■ Problem to solve ■
Count how many lines in the material below hold the word "断路器两级保护时间特性曲线"; the reply is that number alone.
^^^^^^^^
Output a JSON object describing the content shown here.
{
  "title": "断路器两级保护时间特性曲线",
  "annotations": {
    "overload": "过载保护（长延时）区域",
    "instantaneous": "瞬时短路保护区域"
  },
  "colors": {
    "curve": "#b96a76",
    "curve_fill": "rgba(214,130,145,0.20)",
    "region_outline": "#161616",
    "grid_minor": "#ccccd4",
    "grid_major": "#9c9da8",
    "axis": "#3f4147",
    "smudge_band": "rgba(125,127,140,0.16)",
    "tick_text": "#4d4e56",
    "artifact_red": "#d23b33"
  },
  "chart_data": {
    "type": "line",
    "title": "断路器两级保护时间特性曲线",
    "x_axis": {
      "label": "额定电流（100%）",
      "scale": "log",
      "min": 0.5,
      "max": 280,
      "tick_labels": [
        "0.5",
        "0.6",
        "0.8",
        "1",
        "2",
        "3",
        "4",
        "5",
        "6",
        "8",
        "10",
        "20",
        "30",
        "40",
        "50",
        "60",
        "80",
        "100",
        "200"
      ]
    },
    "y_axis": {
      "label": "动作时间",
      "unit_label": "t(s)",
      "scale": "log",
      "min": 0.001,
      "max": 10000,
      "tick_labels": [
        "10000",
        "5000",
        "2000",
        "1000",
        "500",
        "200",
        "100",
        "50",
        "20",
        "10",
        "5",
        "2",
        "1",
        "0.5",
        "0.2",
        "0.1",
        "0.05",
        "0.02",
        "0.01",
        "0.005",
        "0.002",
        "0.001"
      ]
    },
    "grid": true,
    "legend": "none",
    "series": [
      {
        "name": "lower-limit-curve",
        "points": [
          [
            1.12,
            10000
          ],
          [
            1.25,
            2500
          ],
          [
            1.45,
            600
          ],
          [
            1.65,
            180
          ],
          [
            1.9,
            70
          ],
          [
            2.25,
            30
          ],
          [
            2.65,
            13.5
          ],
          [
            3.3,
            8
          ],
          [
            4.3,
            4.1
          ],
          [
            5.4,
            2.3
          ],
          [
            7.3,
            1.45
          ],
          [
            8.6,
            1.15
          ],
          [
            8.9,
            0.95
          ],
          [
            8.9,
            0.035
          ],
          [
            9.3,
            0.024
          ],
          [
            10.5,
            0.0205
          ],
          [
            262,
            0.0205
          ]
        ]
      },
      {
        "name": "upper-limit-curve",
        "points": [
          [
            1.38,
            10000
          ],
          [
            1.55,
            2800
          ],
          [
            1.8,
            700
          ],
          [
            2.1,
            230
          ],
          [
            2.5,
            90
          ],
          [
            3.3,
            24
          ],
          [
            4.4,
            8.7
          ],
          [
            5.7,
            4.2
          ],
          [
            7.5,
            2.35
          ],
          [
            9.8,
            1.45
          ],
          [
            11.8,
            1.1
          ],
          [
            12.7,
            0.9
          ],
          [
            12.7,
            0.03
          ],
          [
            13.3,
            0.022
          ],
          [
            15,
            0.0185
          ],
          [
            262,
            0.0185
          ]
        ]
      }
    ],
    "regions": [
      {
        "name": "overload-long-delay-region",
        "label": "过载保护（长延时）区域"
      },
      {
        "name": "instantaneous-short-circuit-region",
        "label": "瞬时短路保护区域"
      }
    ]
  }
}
^^^^^^^^
■ The result ■
2